Some records
========================================
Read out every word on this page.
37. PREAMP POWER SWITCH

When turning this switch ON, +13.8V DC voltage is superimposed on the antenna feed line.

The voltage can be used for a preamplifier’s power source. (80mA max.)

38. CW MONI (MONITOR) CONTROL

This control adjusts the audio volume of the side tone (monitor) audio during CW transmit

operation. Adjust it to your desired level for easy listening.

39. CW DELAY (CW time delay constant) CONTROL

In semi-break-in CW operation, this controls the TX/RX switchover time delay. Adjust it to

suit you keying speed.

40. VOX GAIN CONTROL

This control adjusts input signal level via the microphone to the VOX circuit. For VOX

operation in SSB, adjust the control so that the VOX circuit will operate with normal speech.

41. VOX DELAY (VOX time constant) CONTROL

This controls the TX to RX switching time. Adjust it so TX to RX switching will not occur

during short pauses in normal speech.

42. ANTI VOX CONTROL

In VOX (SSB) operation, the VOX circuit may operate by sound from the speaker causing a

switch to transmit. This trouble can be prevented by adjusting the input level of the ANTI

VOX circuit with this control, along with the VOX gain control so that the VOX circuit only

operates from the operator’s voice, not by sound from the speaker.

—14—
========================================
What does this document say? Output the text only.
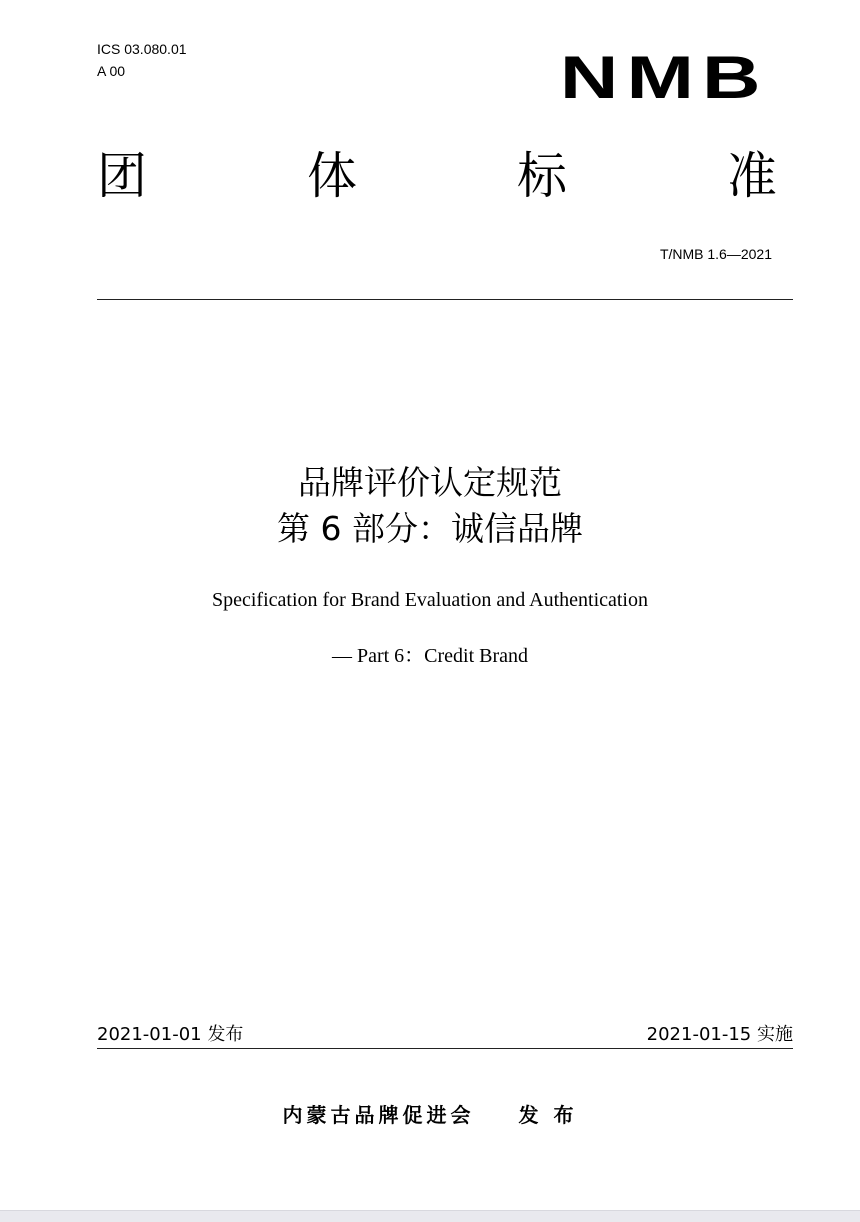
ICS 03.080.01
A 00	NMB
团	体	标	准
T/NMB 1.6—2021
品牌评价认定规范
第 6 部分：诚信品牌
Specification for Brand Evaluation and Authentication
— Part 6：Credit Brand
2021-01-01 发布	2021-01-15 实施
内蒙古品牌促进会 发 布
========================================
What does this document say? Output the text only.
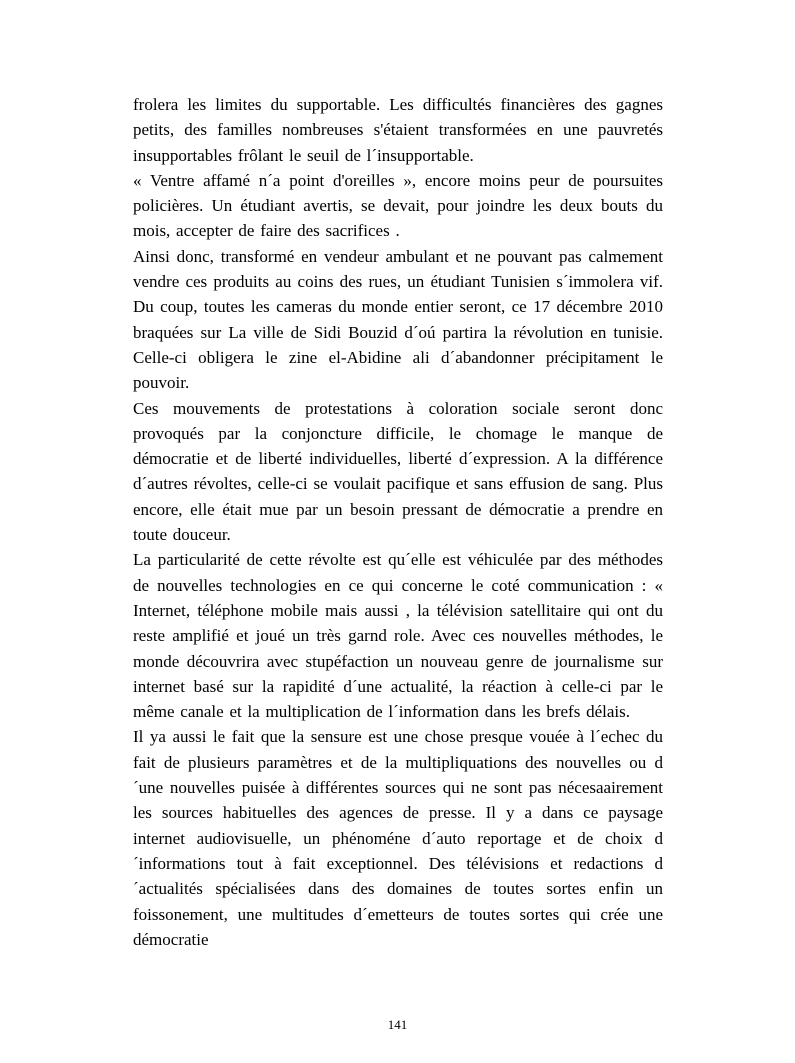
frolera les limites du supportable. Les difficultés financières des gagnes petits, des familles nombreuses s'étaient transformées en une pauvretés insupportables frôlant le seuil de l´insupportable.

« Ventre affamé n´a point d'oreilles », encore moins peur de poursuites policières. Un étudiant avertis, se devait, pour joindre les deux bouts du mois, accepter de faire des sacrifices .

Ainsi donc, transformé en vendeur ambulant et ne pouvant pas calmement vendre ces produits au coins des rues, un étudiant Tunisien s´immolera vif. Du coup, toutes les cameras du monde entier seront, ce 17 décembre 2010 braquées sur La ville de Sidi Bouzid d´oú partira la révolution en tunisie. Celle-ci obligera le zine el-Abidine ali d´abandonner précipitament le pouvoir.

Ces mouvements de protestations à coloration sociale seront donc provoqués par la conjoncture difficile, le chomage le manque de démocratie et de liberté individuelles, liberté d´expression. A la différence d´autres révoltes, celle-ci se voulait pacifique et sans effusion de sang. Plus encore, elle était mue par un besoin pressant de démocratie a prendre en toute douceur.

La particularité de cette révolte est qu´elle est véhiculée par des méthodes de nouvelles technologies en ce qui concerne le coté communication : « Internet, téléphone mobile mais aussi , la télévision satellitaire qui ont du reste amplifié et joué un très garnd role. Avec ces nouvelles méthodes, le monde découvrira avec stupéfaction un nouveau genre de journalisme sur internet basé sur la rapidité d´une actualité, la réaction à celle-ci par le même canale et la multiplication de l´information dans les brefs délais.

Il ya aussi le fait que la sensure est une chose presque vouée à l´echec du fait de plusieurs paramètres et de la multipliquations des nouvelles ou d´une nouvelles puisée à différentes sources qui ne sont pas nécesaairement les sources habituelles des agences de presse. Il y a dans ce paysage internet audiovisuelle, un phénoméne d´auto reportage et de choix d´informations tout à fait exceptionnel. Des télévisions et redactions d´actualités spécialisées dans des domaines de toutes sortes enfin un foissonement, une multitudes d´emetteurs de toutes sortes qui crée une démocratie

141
========================================
GIVEN INSTRUCTION: Pull every line containing "encore" from the data.

RESULT:
« Ventre affamé n´a point d'oreilles », encore moins peur de poursuites policières. Un étudiant avertis, se devait, pour joindre les deux bouts du mois, accepter de faire des sacrifices .
Ces mouvements de protestations à coloration sociale seront donc provoqués par la conjoncture difficile, le chomage le manque de démocratie et de liberté individuelles, liberté d´expression. A la différence d´autres révoltes, celle-ci se voulait pacifique et sans effusion de sang. Plus encore, elle était mue par un besoin pressant de démocratie a prendre en toute douceur.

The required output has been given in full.